WHAT THIS TASK INVOLVES →
Go through the records line by line and work out how many lines hold the word "model". Answer with the number only.

Items from a dataset

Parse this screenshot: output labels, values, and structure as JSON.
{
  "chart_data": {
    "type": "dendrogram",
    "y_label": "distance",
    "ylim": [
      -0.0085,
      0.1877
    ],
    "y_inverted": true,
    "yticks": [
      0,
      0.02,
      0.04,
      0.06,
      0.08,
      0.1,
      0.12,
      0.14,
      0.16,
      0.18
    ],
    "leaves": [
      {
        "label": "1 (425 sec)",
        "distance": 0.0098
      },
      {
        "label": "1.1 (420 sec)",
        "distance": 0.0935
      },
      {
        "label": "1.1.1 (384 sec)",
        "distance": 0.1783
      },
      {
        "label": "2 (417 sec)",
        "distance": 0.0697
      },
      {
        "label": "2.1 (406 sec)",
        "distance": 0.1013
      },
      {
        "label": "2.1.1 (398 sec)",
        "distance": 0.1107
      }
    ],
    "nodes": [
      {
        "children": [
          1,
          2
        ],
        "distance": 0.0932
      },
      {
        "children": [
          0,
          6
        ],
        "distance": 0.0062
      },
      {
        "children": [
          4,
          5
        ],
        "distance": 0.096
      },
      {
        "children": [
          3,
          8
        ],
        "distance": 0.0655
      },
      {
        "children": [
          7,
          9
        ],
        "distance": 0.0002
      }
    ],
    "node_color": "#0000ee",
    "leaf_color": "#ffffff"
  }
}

* * *

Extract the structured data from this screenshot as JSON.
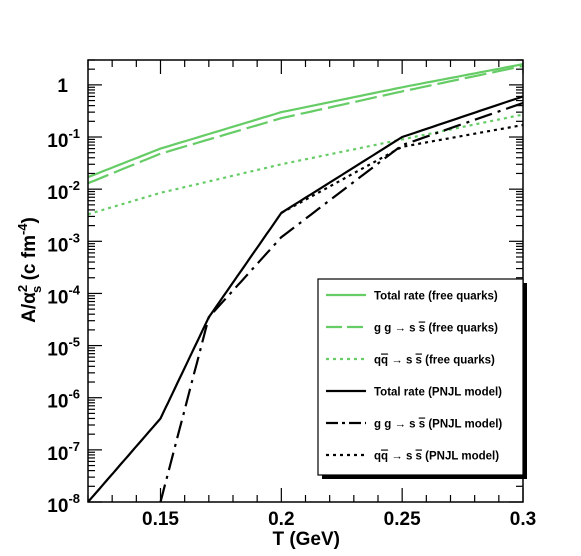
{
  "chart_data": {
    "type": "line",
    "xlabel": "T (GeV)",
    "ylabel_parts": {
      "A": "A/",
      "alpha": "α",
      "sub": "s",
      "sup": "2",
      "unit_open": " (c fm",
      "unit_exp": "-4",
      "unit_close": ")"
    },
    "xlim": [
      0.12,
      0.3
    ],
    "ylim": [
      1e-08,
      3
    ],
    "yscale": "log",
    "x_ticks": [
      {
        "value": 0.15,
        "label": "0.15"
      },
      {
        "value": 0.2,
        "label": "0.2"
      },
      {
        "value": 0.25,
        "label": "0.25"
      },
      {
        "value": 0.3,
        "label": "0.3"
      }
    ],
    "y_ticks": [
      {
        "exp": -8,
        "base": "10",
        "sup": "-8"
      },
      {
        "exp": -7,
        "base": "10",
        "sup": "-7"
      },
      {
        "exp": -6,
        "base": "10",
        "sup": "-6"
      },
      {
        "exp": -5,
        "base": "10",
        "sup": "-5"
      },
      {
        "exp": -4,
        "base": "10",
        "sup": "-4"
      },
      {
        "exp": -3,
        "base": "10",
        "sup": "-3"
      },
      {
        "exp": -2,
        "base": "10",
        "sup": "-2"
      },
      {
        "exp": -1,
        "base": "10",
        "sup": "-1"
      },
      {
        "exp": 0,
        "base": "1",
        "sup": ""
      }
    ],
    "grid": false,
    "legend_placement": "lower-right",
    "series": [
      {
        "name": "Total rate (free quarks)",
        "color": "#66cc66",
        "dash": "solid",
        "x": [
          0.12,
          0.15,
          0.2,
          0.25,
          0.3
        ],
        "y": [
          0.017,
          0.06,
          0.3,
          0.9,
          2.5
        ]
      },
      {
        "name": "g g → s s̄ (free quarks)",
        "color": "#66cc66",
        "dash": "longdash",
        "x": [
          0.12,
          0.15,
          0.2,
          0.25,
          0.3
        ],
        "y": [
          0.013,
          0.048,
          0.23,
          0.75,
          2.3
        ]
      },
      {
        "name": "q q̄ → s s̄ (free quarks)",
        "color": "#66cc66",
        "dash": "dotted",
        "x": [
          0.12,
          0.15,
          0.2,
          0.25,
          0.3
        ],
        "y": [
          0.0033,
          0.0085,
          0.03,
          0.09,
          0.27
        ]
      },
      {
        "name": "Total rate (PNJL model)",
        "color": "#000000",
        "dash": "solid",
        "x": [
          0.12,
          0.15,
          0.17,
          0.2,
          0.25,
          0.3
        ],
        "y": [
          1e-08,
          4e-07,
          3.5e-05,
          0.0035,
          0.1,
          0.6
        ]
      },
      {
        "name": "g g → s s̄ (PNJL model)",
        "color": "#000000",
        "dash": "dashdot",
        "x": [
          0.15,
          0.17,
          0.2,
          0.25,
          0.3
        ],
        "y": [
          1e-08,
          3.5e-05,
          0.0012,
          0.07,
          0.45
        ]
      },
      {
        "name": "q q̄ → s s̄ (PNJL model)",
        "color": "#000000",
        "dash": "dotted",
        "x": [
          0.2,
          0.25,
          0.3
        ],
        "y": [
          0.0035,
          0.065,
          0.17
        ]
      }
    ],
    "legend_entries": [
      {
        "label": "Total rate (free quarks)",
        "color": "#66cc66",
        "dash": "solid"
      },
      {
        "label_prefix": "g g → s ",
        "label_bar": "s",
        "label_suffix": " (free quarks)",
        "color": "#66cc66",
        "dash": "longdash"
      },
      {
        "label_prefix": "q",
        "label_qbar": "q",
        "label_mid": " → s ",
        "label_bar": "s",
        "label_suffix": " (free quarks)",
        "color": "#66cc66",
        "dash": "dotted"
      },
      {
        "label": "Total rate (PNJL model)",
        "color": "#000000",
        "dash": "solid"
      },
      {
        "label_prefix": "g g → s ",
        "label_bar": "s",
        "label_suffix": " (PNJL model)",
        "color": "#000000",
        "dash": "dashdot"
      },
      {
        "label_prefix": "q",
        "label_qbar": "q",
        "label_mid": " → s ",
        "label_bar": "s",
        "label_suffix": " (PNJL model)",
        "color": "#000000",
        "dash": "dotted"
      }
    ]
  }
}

--

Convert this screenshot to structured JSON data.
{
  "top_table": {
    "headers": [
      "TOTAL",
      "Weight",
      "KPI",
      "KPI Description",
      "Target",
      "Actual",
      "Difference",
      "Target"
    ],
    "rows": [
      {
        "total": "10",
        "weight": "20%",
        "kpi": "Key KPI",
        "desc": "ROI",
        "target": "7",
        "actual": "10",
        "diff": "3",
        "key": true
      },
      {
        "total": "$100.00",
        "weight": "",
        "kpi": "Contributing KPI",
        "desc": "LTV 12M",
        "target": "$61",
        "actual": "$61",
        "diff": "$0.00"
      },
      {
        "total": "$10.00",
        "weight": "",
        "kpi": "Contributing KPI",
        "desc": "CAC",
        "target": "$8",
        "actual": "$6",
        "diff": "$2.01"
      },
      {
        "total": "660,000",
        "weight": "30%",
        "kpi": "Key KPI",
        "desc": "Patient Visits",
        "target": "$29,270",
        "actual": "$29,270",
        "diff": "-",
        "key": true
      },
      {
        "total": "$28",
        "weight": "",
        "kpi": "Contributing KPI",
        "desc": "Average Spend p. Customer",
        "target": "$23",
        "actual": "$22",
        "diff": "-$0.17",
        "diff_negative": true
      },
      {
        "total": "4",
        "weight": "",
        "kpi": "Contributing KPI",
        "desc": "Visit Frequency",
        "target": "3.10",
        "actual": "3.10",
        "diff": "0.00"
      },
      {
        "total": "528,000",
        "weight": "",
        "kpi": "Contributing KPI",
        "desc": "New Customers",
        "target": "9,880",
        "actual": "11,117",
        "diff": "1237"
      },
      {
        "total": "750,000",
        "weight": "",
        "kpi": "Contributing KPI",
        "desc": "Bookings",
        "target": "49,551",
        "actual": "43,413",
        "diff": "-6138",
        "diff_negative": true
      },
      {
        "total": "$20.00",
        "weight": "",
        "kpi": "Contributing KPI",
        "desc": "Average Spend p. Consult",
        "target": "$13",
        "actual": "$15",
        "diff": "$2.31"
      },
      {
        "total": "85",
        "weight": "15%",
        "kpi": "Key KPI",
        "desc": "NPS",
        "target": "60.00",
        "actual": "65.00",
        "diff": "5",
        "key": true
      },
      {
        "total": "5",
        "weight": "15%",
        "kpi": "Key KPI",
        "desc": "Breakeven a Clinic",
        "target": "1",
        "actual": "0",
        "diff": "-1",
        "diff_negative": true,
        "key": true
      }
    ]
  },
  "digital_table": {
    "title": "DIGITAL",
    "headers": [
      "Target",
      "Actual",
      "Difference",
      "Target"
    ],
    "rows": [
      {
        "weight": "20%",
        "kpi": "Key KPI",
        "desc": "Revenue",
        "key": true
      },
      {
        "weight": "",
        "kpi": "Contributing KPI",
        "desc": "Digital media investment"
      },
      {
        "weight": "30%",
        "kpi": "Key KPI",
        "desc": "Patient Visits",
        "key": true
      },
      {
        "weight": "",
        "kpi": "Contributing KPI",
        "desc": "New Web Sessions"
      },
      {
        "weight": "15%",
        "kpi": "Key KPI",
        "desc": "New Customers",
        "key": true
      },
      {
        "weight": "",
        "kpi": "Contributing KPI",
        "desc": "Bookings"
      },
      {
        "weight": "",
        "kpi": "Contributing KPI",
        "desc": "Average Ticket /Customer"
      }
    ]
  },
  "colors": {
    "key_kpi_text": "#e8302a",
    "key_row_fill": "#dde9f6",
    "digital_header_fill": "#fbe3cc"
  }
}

TASK OUTPUT →
6